>>>

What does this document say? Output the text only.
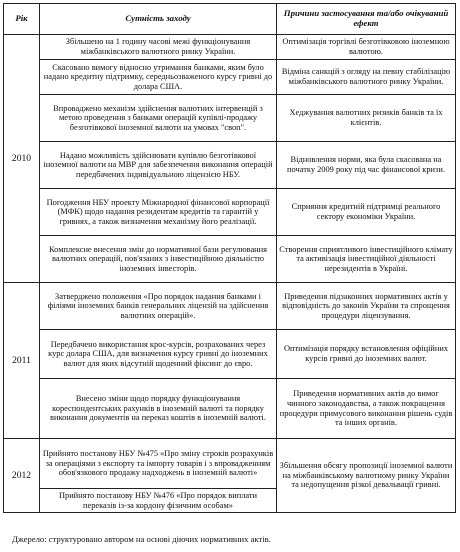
Рік	Сутність заходу	Причини застосування та/або очікуваний ефект
2010	Збільшено на 1 годину часові межі функціонування міжбанківського валютного ринку України.	Оптимізація торгівлі безготівковою іноземною валютою.
	Скасовано вимогу відносно утримання банками, яким було надано кредитну підтримку, середньозваженого курсу гривні до долара США.	Відміна санкцій з огляду на певну стабілізацію міжбанківського валютного ринку України.
	Впроваджено механізм здійснення валютних інтервенцій з метою проведення з банками операцій купівлі-продажу безготівкової іноземної валюти на умовах "своп".	Хеджування валютних ризиків банків та їх клієнтів.
	Надано можливість здійснювати купівлю безготівкової іноземної валюти на МВР для забезпечення виконання операцій передбачених індивідуальною ліцензією НБУ.	Відновлення норми, яка була скасована на початку 2009 року під час фінансової кризи.
	Погодження НБУ проекту Міжнародної фінансової корпорації (МФК) щодо надання резидентам кредитів та гарантій у гривнях, а також визначення механізму його реалізації.	Сприяння кредитній підтримці реального сектору економіки України.
	Комплексне внесення змін до нормативної бази регулювання валютних операцій, пов'язаних з інвестиційною діяльністю іноземних інвесторів.	Створення сприятливого інвестиційного клімату та активізація інвестиційної діяльності нерезидентів в Україні.
2011	Затверджено положення «Про порядок надання банками і філіями іноземних банків генеральних ліцензій на здійснення валютних операцій».	Приведення підзаконних нормативних актів у відповідність до законів України та спрощення процедури ліцензування.
	Передбачено використання крос-курсів, розрахованих через курс долара США, для визначення курсу гривні до іноземних валют для яких відсутній щоденний фіксинг до євро.	Оптимізація порядку встановлення офіційних курсів гривні до іноземних валют.
	Внесено зміни щодо порядку функціонування кореспондентських рахунків в іноземній валюті та порядку виконання документів на переказ коштів в іноземній валюті.	Приведення нормативних актів до вимог чинного законодавства, а також покращення процедури примусового виконання рішень судів та інших органів.
2012	Прийнято постанову НБУ №475 «Про зміну строків розрахунків за операціями з експорту та імпорту товарів і з впровадженням обов'язкового продажу надходжень в іноземній валюті»	Збільшення обсягу пропозиції іноземної валюти на міжбанківському валютному ринку України та недопущення різкої девальвації гривні.
	Прийнято постанову НБУ №476 «Про порядок виплати переказів із-за кордону фізичним особам»	
Джерело: структуровано автором на основі діючих нормативних актів.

<<<

Scan the data above and copy every line with "визначення" in it.

	Погодження НБУ проекту Міжнародної фінансової корпорації (МФК) щодо надання резидентам кредитів та гарантій у гривнях, а також визначення механізму його реалізації.	Сприяння кредитній підтримці реального сектору економіки України.
	Передбачено використання крос-курсів, розрахованих через курс долара США, для визначення курсу гривні до іноземних валют для яких відсутній щоденний фіксинг до євро.	Оптимізація порядку встановлення офіційних курсів гривні до іноземних валют.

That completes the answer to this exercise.